▸ **Short exercise**:
Search the listing below for "path". Copy each matching line.

Dataset items
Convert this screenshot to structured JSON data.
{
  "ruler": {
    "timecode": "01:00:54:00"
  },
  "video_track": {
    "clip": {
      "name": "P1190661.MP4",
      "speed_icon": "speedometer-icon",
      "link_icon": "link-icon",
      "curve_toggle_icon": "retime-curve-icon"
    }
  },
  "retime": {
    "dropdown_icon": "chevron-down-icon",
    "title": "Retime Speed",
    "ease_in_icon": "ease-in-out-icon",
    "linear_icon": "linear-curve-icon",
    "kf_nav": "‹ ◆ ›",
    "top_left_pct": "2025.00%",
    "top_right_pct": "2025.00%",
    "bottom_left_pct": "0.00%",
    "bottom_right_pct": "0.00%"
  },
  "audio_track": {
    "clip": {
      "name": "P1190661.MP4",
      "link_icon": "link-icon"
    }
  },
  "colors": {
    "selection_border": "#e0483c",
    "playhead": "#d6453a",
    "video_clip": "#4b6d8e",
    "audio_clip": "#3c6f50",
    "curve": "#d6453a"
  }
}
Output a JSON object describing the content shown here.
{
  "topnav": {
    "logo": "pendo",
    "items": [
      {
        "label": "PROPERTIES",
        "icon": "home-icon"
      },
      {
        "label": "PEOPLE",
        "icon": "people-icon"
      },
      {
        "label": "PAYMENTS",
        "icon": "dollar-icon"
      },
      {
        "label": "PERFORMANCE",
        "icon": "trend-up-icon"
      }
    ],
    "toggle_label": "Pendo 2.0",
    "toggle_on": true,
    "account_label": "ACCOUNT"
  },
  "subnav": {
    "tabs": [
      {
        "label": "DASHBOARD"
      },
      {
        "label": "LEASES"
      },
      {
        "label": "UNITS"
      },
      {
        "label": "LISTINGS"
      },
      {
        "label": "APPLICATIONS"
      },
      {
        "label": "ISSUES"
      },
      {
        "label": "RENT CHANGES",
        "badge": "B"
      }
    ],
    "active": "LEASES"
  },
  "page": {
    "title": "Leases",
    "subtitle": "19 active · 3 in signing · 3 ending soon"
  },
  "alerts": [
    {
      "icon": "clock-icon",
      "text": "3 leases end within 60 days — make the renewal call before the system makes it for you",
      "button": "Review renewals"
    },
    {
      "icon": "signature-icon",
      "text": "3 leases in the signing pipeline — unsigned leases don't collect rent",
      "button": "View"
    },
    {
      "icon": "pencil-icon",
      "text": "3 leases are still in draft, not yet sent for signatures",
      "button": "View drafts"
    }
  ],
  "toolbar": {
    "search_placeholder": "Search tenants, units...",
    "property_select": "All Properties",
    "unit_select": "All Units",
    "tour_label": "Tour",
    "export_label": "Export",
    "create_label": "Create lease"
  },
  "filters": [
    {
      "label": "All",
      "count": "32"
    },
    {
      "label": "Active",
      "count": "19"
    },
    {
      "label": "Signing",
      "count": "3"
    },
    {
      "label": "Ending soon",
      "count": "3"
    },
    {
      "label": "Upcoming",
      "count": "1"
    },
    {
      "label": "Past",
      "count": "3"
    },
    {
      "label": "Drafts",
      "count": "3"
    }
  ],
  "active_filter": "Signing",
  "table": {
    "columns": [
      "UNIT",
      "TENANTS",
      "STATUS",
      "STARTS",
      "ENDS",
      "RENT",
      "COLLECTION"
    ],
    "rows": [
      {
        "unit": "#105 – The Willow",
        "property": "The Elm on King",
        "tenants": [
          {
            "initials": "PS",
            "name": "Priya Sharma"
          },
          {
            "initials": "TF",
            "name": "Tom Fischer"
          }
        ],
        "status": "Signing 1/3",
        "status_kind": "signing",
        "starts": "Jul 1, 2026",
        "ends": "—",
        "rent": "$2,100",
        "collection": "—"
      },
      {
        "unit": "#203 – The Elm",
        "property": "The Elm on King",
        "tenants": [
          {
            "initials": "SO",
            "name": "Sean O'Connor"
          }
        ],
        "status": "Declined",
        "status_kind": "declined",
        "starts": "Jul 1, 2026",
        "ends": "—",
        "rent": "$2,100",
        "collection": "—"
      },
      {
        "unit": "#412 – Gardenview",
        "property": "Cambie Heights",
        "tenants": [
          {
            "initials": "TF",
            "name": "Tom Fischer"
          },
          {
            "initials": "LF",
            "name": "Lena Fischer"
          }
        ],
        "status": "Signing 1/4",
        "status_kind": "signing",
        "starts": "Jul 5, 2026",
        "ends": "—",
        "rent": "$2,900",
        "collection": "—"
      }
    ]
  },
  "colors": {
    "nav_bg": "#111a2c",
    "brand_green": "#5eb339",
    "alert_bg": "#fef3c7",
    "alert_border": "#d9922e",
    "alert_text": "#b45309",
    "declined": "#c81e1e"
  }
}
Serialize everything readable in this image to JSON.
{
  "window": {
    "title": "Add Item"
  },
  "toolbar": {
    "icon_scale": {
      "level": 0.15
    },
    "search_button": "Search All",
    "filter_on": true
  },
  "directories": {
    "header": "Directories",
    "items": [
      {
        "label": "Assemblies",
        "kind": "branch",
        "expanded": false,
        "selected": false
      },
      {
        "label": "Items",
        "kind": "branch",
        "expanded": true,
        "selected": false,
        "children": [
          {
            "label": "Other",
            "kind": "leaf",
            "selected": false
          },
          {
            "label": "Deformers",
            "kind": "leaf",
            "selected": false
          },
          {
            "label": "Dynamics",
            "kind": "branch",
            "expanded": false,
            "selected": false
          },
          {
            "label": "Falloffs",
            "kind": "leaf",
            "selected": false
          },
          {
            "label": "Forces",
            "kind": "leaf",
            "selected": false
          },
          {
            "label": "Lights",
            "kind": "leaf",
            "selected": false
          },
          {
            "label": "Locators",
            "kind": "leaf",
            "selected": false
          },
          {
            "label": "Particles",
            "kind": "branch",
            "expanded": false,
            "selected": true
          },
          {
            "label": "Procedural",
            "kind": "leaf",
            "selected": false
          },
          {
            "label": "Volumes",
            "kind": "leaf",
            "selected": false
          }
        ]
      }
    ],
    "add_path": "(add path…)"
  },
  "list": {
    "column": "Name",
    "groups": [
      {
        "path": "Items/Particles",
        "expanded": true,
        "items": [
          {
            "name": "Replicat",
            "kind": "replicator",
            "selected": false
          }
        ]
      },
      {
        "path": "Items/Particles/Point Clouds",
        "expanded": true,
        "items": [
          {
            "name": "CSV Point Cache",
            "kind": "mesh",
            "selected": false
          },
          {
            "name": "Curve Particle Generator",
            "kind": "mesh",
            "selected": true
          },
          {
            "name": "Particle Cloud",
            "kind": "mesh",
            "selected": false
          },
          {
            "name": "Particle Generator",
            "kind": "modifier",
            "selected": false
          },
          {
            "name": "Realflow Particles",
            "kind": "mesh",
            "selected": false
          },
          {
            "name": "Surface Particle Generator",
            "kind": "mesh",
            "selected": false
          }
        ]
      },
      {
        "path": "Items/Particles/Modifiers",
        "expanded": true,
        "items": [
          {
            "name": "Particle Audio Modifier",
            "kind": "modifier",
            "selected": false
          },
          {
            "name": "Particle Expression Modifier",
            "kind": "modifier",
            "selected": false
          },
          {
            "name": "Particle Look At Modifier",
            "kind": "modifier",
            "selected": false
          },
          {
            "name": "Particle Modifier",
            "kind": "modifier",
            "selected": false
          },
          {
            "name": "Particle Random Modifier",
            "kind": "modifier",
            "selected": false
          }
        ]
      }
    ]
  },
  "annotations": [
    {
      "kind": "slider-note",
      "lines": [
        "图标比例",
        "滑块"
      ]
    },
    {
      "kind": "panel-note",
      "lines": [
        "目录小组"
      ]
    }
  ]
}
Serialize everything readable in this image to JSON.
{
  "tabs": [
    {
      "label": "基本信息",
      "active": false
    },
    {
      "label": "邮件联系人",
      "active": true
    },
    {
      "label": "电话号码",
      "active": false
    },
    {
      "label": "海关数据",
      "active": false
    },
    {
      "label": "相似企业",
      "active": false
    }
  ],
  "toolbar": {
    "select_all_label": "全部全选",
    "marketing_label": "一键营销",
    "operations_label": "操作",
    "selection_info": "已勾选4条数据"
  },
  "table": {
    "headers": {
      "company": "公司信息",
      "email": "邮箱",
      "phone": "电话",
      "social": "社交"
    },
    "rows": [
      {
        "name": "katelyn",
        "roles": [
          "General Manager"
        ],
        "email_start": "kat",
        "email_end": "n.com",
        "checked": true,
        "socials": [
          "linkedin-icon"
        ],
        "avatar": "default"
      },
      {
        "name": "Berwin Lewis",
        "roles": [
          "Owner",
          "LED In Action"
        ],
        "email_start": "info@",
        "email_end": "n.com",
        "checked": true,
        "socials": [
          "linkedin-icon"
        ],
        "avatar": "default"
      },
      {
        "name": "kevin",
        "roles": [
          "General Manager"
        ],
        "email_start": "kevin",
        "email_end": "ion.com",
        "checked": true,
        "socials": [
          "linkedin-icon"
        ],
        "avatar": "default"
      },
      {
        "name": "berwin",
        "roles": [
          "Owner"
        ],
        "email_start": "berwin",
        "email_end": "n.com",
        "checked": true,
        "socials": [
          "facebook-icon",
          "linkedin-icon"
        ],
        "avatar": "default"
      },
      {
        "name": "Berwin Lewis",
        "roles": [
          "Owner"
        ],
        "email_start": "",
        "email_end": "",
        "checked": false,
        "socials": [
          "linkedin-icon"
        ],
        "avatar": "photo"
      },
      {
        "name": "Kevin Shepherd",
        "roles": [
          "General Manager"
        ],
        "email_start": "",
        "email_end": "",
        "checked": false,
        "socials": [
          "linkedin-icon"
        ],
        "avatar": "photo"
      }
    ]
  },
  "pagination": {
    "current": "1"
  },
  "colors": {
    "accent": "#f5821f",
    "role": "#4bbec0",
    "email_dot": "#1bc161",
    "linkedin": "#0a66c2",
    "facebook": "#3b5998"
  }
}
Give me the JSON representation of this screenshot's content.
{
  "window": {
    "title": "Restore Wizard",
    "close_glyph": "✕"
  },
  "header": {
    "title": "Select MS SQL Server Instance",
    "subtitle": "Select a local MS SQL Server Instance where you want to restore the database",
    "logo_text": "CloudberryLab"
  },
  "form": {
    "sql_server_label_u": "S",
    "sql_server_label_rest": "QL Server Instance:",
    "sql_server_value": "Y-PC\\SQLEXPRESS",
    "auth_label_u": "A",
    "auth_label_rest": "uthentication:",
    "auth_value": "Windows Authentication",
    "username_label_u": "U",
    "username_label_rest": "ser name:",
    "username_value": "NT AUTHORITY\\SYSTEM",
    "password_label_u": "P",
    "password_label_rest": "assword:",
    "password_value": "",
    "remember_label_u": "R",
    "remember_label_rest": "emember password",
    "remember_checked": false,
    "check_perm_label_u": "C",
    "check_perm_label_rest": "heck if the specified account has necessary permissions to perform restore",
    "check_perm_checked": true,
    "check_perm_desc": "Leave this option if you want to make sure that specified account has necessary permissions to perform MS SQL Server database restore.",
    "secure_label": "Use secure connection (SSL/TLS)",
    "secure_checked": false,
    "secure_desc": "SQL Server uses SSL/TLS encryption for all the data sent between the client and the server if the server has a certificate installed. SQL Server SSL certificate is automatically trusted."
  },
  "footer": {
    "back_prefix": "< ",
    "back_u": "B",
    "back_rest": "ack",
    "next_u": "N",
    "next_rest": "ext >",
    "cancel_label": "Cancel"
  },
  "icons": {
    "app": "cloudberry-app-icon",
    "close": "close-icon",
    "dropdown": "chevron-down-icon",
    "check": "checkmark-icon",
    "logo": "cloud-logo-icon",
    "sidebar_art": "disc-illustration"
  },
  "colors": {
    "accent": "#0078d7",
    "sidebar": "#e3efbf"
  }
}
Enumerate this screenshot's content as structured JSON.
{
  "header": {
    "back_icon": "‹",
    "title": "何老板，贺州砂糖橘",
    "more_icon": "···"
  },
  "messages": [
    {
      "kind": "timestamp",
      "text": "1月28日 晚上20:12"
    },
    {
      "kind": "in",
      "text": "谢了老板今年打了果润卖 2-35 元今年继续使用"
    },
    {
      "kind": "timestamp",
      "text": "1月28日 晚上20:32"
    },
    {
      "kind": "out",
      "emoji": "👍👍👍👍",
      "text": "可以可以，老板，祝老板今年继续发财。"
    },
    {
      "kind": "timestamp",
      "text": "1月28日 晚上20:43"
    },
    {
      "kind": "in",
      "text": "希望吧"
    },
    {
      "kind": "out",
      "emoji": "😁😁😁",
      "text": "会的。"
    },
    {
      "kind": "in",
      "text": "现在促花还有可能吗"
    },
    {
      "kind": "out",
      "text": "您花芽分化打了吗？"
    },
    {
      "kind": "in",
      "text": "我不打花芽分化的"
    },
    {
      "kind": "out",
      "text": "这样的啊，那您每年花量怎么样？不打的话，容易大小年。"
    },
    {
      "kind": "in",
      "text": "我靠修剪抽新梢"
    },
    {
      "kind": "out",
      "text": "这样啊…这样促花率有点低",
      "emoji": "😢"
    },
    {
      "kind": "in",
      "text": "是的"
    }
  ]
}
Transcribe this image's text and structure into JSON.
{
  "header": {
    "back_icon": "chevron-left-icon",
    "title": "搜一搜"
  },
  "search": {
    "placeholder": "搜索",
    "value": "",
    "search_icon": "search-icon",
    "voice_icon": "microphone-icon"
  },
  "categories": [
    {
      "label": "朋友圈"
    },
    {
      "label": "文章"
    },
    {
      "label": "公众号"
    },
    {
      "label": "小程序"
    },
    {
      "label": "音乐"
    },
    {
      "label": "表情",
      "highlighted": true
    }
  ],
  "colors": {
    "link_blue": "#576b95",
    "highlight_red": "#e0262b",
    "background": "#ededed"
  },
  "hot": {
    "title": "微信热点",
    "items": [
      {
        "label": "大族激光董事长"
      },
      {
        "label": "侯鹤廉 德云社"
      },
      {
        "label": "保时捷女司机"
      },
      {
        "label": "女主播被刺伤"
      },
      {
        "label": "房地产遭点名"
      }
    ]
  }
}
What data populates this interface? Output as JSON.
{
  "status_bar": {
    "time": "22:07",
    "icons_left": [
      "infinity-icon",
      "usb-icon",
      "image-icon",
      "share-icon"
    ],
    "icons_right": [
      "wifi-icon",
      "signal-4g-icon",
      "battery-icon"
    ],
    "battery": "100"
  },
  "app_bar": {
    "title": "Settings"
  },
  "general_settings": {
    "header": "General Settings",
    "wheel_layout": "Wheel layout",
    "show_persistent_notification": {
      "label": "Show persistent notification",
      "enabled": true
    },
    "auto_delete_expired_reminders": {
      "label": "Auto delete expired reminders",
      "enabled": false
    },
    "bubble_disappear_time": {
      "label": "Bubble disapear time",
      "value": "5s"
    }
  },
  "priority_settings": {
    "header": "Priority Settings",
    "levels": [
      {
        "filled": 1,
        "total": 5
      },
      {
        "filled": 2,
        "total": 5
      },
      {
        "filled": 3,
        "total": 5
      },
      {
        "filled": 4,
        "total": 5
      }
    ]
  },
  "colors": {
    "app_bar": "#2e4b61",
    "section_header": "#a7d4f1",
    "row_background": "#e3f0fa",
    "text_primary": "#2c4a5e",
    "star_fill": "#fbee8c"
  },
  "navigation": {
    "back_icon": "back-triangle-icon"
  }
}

▸ **Full response**:
    "add_path": "(add path…)"
        "path": "Items/Particles",
        "path": "Items/Particles/Point Clouds",
        "path": "Items/Particles/Modifiers",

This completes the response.